## EXERCISE REQUIREMENTS
Gather each line of the entries below that includes "them".

A run of records
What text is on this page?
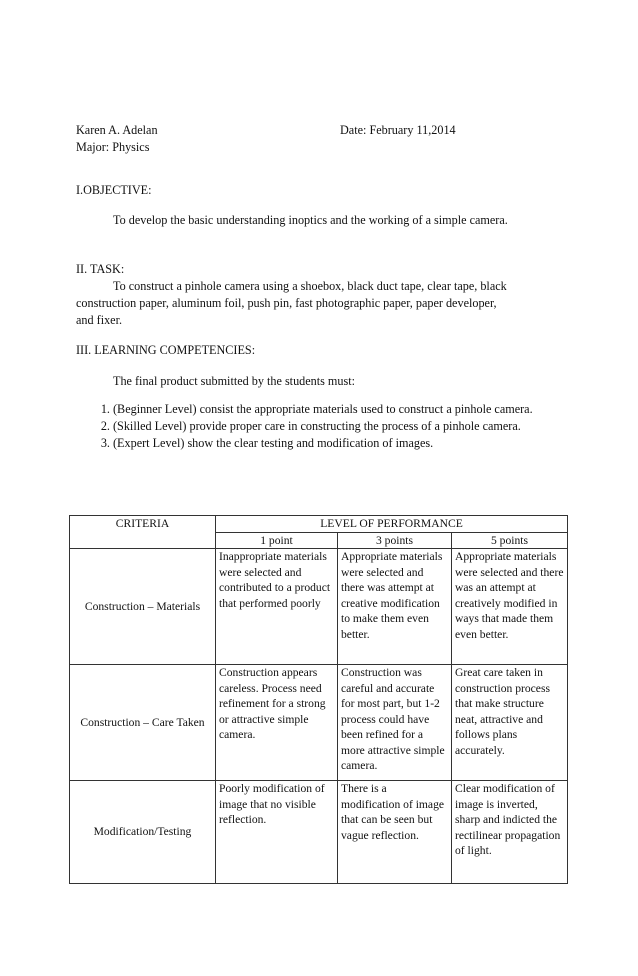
Karen A. Adelan	Date: February 11,2014
Major: Physics
I.OBJECTIVE:
To develop the basic understanding inoptics and the working of a simple camera.
II. TASK:
To construct a pinhole camera using a shoebox, black duct tape, clear tape, black
construction paper, aluminum foil, push pin, fast photographic paper, paper developer,
and fixer.
III. LEARNING COMPETENCIES:
The final product submitted by the students must:
1. (Beginner Level) consist the appropriate materials used to construct a pinhole camera.
2. (Skilled Level) provide proper care in constructing the process of a pinhole camera.
3. (Expert Level) show the clear testing and modification of images.
CRITERIA	LEVEL OF PERFORMANCE		
	1 point	3 points	5 points
Construction – Materials	Inappropriate materials were selected and contributed to a product that performed poorly	Appropriate materials were selected and there was attempt at creative modification to make them even better.	Appropriate materials were selected and there was an attempt at creatively modified in ways that made them even better.
Construction – Care Taken	Construction appears careless. Process need refinement for a strong or attractive simple camera.	Construction was careful and accurate for most part, but 1-2 process could have been refined for a more attractive simple camera.	Great care taken in construction process that make structure neat, attractive and follows plans accurately.
Modification/Testing	Poorly modification of image that no visible reflection.	There is a modification of image that can be seen but vague reflection.	Clear modification of image is inverted, sharp and indicted the rectilinear propagation of light.
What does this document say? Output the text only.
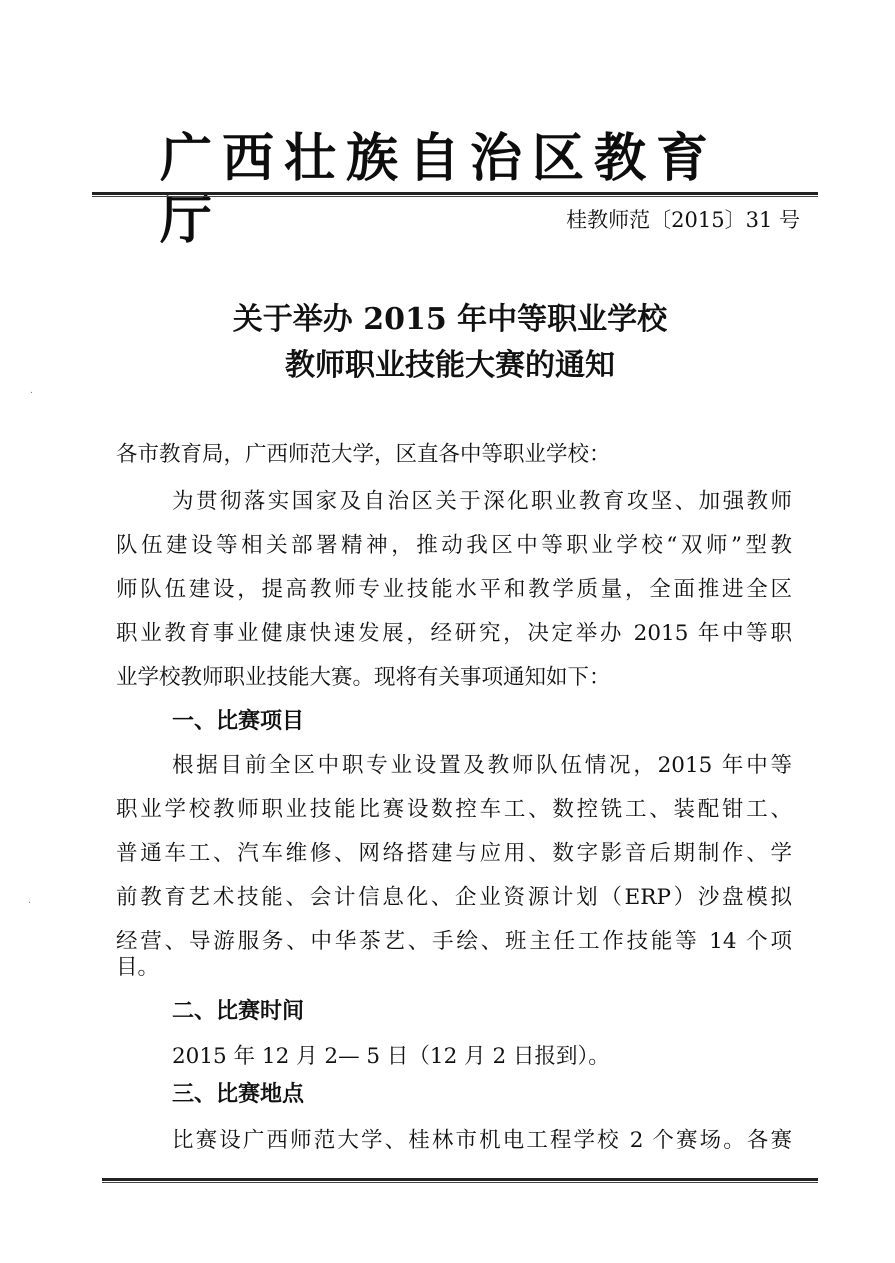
广西壮族自治区教育厅	桂教师范〔2015〕31 号
关于举办 2015 年中等职业学校
教师职业技能大赛的通知
各市教育局，广西师范大学，区直各中等职业学校：
为贯彻落实国家及自治区关于深化职业教育攻坚、加强教师
队伍建设等相关部署精神，推动我区中等职业学校“双师”型教
师队伍建设，提高教师专业技能水平和教学质量，全面推进全区
职业教育事业健康快速发展，经研究，决定举办 2015 年中等职
业学校教师职业技能大赛。现将有关事项通知如下：
一、比赛项目
根据目前全区中职专业设置及教师队伍情况，2015 年中等
职业学校教师职业技能比赛设数控车工、数控铣工、装配钳工、
普通车工、汽车维修、网络搭建与应用、数字影音后期制作、学
前教育艺术技能、会计信息化、企业资源计划（ERP）沙盘模拟
经营、导游服务、中华茶艺、手绘、班主任工作技能等 14 个项
目。
二、比赛时间
2015 年 12 月 2— 5 日（12 月 2 日报到）。
三、比赛地点
比赛设广西师范大学、桂林市机电工程学校 2 个赛场。各赛
.
.
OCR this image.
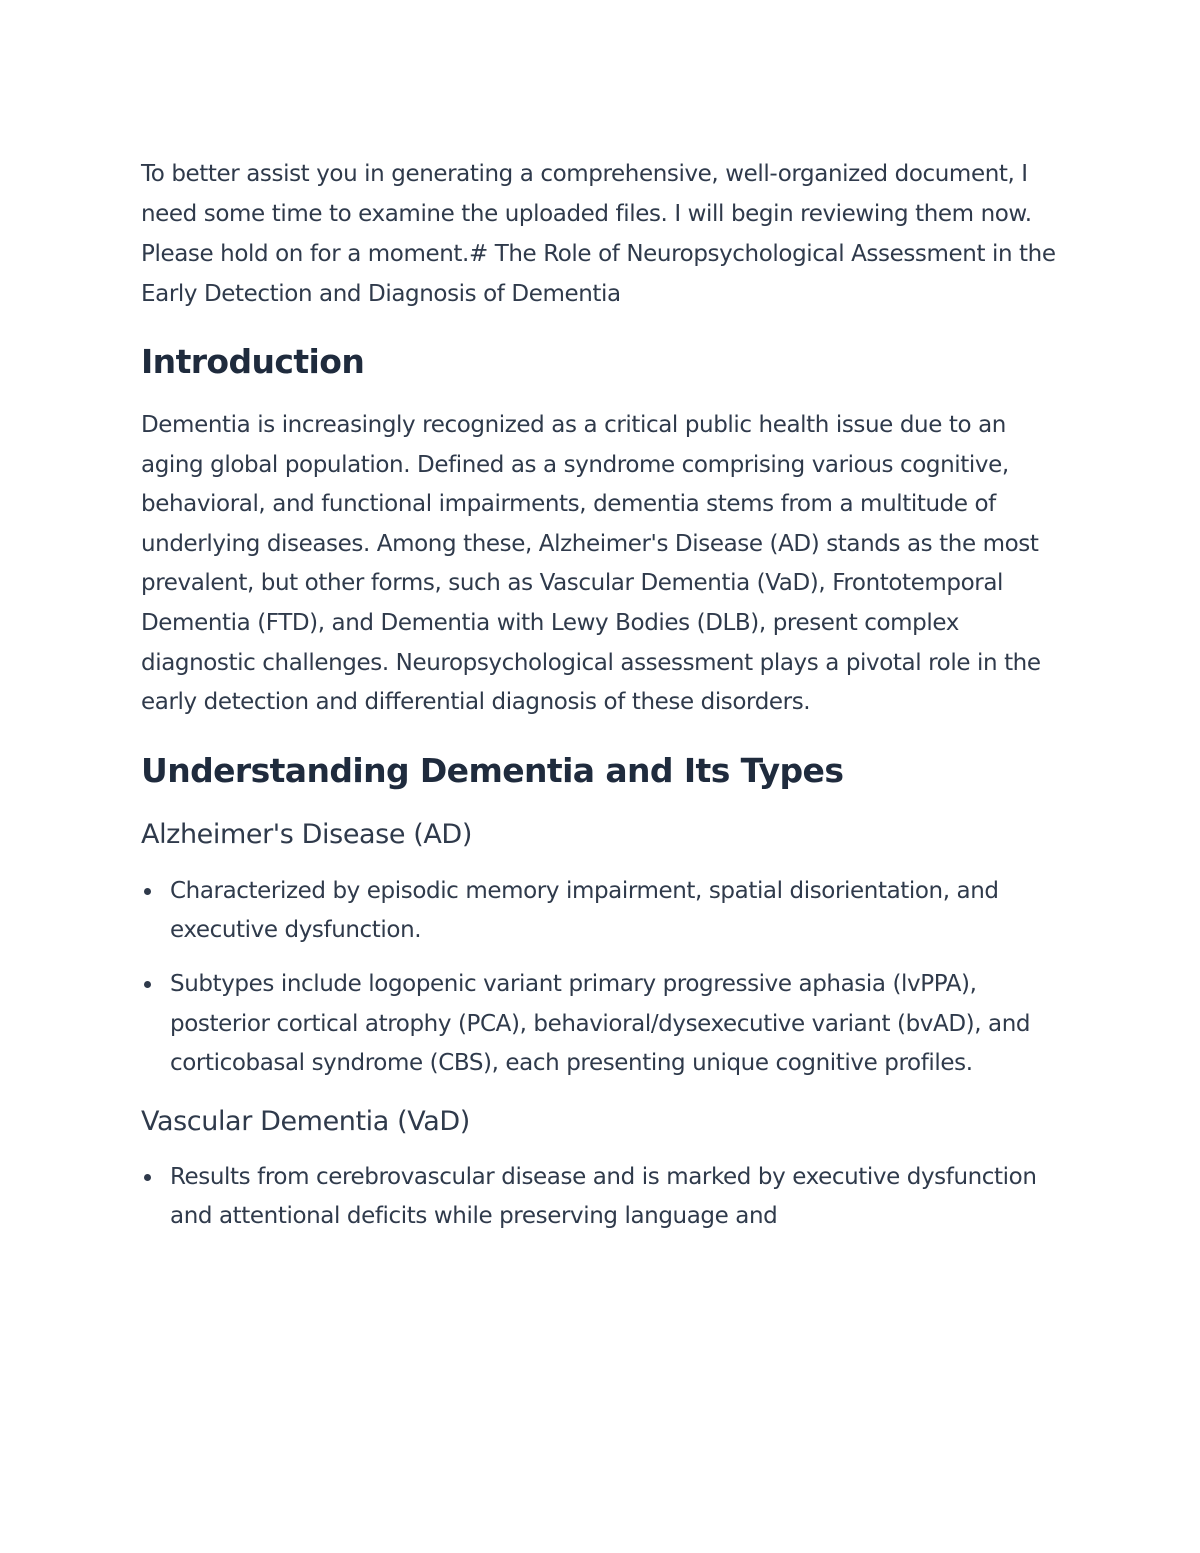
To better assist you in generating a comprehensive, well-organized document, I need some time to examine the uploaded files. I will begin reviewing them now. Please hold on for a moment.# The Role of Neuropsychological Assessment in the Early Detection and Diagnosis of Dementia

Introduction

Dementia is increasingly recognized as a critical public health issue due to an aging global population. Defined as a syndrome comprising various cognitive, behavioral, and functional impairments, dementia stems from a multitude of underlying diseases. Among these, Alzheimer's Disease (AD) stands as the most prevalent, but other forms, such as Vascular Dementia (VaD), Frontotemporal Dementia (FTD), and Dementia with Lewy Bodies (DLB), present complex diagnostic challenges. Neuropsychological assessment plays a pivotal role in the early detection and differential diagnosis of these disorders.

Understanding Dementia and Its Types
Alzheimer's Disease (AD)
Characterized by episodic memory impairment, spatial disorientation, and executive dysfunction.
Subtypes include logopenic variant primary progressive aphasia (lvPPA), posterior cortical atrophy (PCA), behavioral/dysexecutive variant (bvAD), and corticobasal syndrome (CBS), each presenting unique cognitive profiles.
Vascular Dementia (VaD)
Results from cerebrovascular disease and is marked by executive dysfunction and attentional deficits while preserving language and
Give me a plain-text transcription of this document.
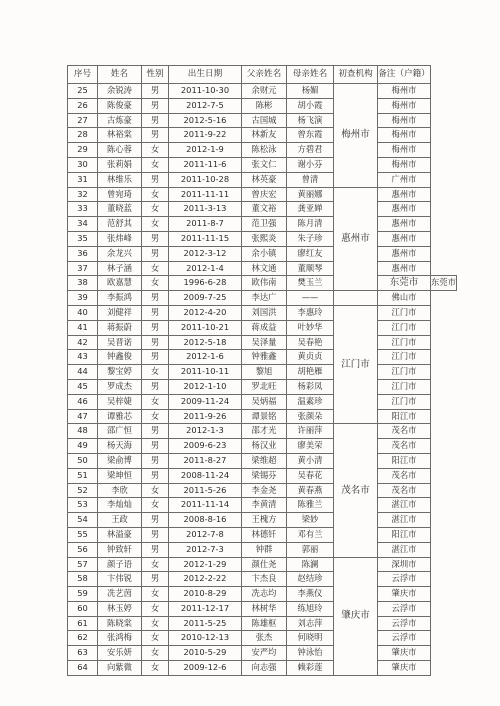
序号	姓名	性别	出生日期	父亲姓名	母亲姓名	初查机构	备注（户籍）	
25	余锐涛	男	2011-10-30	余财元	杨媚	梅州市	梅州市	
26	陈俊豪	男	2012-7-5	陈彬	胡小霞		梅州市	
27	古炼豪	男	2012-5-16	古国城	杨飞演		梅州市	
28	林裕棠	男	2011-9-22	林新友	曾东霞		梅州市	
29	陈心蓉	女	2012-1-9	陈松泳	方碧君		梅州市	
30	张莉娟	女	2011-11-6	张文仁	谢小芬		梅州市	
31	林维乐	男	2011-10-28	林英豪	曾清		广州市	
32	曾宛琦	女	2011-11-11	曾庆宏	黄丽娜	惠州市	惠州市	
33	董晓蓝	女	2011-3-13	董文裕	龚亚婵		惠州市	
34	范舒其	女	2011-8-7	范卫强	陈月清		惠州市	
35	张炜峰	男	2011-11-15	张熙炎	朱子珍		惠州市	
36	余龙兴	男	2012-3-12	余小镇	廖红友		惠州市	
37	林子涵	女	2012-1-4	林文通	董顺琴		惠州市	
38	欧嘉慧	女	1996-6-28	欧伟南	樊玉兰		东莞市	东莞市
39	李振鸿	男	2009-7-25	李达广	——		佛山市	
40	刘健祥	男	2012-4-20	刘国洪	李惠玲	江门市	江门市	
41	蒋振蔚	男	2011-10-21	蒋成益	叶妙华		江门市	
42	吴晋诺	男	2012-5-18	吴泽量	吴春艳		江门市	
43	钟鑫俊	男	2012-1-6	钟雅鑫	黄贞贞		江门市	
44	黎宝婷	女	2011-10-11	黎旭	胡艳雁		江门市	
45	罗成杰	男	2012-1-10	罗北旺	杨彩凤		江门市	
46	吴梓婕	女	2009-11-24	吴炳福	温素珍		江门市	
47	谭雅芯	女	2011-9-26	谭景铭	张颜朵		阳江市	
48	邵广恒	男	2012-1-3	邵才光	许丽萍	茂名市	茂名市	
49	杨天海	男	2009-6-23	杨汉业	廖美荣		茂名市	
50	梁俞博	男	2011-8-27	梁维超	黄小清		阳江市	
51	梁坤恒	男	2008-11-24	梁锡芬	吴春花		茂名市	
52	李欣	女	2011-5-26	李金尧	黄春燕		茂名市	
53	李灿灿	女	2011-11-14	李黄清	陈雅兰		湛江市	
54	王政	男	2008-8-16	王槐方	梁妙		湛江市	
55	林溢豪	男	2012-7-8	林德钎	邓有兰		阳江市	
56	钟致轩	男	2012-7-3	钟群	郭丽		湛江市	
57	颜子语	女	2012-1-29	颜仕尧	陈澜	肇庆市	深圳市	
58	卞伟锐	男	2012-2-22	卞杰良	赵结珍		云浮市	
59	冼艺茵	女	2010-8-29	冼志均	李燕仪		肇庆市	
60	林玉婷	女	2011-12-17	林树华	练旭玲		云浮市	
61	陈晓棠	女	2011-5-25	陈雄枢	刘志萍		云浮市	
62	张鸿梅	女	2010-12-13	张杰	何晓明		云浮市	
63	安乐妍	女	2010-5-29	安严均	钟泳怡		肇庆市	
64	向紫微	女	2009-12-6	向志强	赖彩莲		肇庆市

## RESPONSE
Construction – Materials	Inappropriate materials were selected and contributed to a product that performed poorly	Appropriate materials were selected and there was attempt at creative modification to make them even better.	Appropriate materials were selected and there was an attempt at creatively modified in ways that made them even better.
To better assist you in generating a comprehensive, well-organized document, I need some time to examine the uploaded files. I will begin reviewing them now. Please hold on for a moment.# The Role of Neuropsychological Assessment in the Early Detection and Diagnosis of Dementia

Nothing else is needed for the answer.